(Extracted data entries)
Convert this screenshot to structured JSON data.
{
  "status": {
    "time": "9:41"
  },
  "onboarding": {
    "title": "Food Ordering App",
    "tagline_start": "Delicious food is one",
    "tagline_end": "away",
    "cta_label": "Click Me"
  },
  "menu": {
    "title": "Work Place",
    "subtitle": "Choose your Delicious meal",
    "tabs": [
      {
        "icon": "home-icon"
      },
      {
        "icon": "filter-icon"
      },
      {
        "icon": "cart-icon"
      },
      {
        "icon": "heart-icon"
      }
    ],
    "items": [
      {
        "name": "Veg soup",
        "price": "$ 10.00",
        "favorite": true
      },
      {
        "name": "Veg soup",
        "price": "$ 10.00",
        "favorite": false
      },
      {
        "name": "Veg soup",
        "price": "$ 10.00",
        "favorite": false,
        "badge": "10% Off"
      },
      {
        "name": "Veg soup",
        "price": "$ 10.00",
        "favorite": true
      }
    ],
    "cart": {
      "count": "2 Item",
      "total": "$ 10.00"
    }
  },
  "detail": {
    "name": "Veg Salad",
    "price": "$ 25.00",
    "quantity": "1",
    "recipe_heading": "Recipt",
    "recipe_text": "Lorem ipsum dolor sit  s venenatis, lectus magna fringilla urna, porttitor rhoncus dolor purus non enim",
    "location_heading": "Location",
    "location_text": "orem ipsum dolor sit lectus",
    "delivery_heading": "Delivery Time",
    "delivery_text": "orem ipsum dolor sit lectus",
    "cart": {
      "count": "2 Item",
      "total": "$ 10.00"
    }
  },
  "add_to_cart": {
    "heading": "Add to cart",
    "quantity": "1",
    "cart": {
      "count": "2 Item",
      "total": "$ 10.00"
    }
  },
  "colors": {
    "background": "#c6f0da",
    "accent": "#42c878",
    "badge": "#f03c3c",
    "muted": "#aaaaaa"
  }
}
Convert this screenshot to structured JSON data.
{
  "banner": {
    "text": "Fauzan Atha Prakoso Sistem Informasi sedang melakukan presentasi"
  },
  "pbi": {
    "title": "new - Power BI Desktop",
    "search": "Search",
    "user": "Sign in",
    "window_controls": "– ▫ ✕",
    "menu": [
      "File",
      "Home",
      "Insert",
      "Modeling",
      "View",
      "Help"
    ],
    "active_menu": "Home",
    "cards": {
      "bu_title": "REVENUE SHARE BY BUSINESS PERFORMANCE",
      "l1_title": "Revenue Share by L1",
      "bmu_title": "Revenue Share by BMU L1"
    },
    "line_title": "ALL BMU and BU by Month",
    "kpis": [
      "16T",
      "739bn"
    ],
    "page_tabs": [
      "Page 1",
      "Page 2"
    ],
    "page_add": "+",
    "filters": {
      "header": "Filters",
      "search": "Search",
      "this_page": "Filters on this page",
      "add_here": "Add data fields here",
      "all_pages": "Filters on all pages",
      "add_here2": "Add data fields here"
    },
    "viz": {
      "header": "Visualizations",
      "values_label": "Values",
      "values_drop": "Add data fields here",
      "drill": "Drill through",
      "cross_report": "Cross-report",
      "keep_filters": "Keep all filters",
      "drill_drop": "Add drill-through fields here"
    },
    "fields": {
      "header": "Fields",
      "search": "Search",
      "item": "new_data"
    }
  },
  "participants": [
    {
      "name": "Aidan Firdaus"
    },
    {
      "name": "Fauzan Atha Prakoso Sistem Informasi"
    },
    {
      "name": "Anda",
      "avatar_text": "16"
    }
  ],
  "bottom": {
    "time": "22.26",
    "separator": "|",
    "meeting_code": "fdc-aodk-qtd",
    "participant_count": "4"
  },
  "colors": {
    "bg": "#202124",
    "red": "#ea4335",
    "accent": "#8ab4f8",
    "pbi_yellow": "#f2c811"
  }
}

## [Exercise details]
The records above are to be repeated exactly, in their entirety.

## [Solved problem]
Convert this screenshot to structured JSON data.
{
  "status": {
    "time": "9:41"
  },
  "onboarding": {
    "title": "Food Ordering App",
    "tagline_start": "Delicious food is one",
    "tagline_end": "away",
    "cta_label": "Click Me"
  },
  "menu": {
    "title": "Work Place",
    "subtitle": "Choose your Delicious meal",
    "tabs": [
      {
        "icon": "home-icon"
      },
      {
        "icon": "filter-icon"
      },
      {
        "icon": "cart-icon"
      },
      {
        "icon": "heart-icon"
      }
    ],
    "items": [
      {
        "name": "Veg soup",
        "price": "$ 10.00",
        "favorite": true
      },
      {
        "name": "Veg soup",
        "price": "$ 10.00",
        "favorite": false
      },
      {
        "name": "Veg soup",
        "price": "$ 10.00",
        "favorite": false,
        "badge": "10% Off"
      },
      {
        "name": "Veg soup",
        "price": "$ 10.00",
        "favorite": true
      }
    ],
    "cart": {
      "count": "2 Item",
      "total": "$ 10.00"
    }
  },
  "detail": {
    "name": "Veg Salad",
    "price": "$ 25.00",
    "quantity": "1",
    "recipe_heading": "Recipt",
    "recipe_text": "Lorem ipsum dolor sit  s venenatis, lectus magna fringilla urna, porttitor rhoncus dolor purus non enim",
    "location_heading": "Location",
    "location_text": "orem ipsum dolor sit lectus",
    "delivery_heading": "Delivery Time",
    "delivery_text": "orem ipsum dolor sit lectus",
    "cart": {
      "count": "2 Item",
      "total": "$ 10.00"
    }
  },
  "add_to_cart": {
    "heading": "Add to cart",
    "quantity": "1",
    "cart": {
      "count": "2 Item",
      "total": "$ 10.00"
    }
  },
  "colors": {
    "background": "#c6f0da",
    "accent": "#42c878",
    "badge": "#f03c3c",
    "muted": "#aaaaaa"
  }
}
Convert this screenshot to structured JSON data.
{
  "banner": {
    "text": "Fauzan Atha Prakoso Sistem Informasi sedang melakukan presentasi"
  },
  "pbi": {
    "title": "new - Power BI Desktop",
    "search": "Search",
    "user": "Sign in",
    "window_controls": "– ▫ ✕",
    "menu": [
      "File",
      "Home",
      "Insert",
      "Modeling",
      "View",
      "Help"
    ],
    "active_menu": "Home",
    "cards": {
      "bu_title": "REVENUE SHARE BY BUSINESS PERFORMANCE",
      "l1_title": "Revenue Share by L1",
      "bmu_title": "Revenue Share by BMU L1"
    },
    "line_title": "ALL BMU and BU by Month",
    "kpis": [
      "16T",
      "739bn"
    ],
    "page_tabs": [
      "Page 1",
      "Page 2"
    ],
    "page_add": "+",
    "filters": {
      "header": "Filters",
      "search": "Search",
      "this_page": "Filters on this page",
      "add_here": "Add data fields here",
      "all_pages": "Filters on all pages",
      "add_here2": "Add data fields here"
    },
    "viz": {
      "header": "Visualizations",
      "values_label": "Values",
      "values_drop": "Add data fields here",
      "drill": "Drill through",
      "cross_report": "Cross-report",
      "keep_filters": "Keep all filters",
      "drill_drop": "Add drill-through fields here"
    },
    "fields": {
      "header": "Fields",
      "search": "Search",
      "item": "new_data"
    }
  },
  "participants": [
    {
      "name": "Aidan Firdaus"
    },
    {
      "name": "Fauzan Atha Prakoso Sistem Informasi"
    },
    {
      "name": "Anda",
      "avatar_text": "16"
    }
  ],
  "bottom": {
    "time": "22.26",
    "separator": "|",
    "meeting_code": "fdc-aodk-qtd",
    "participant_count": "4"
  },
  "colors": {
    "bg": "#202124",
    "red": "#ea4335",
    "accent": "#8ab4f8",
    "pbi_yellow": "#f2c811"
  }
}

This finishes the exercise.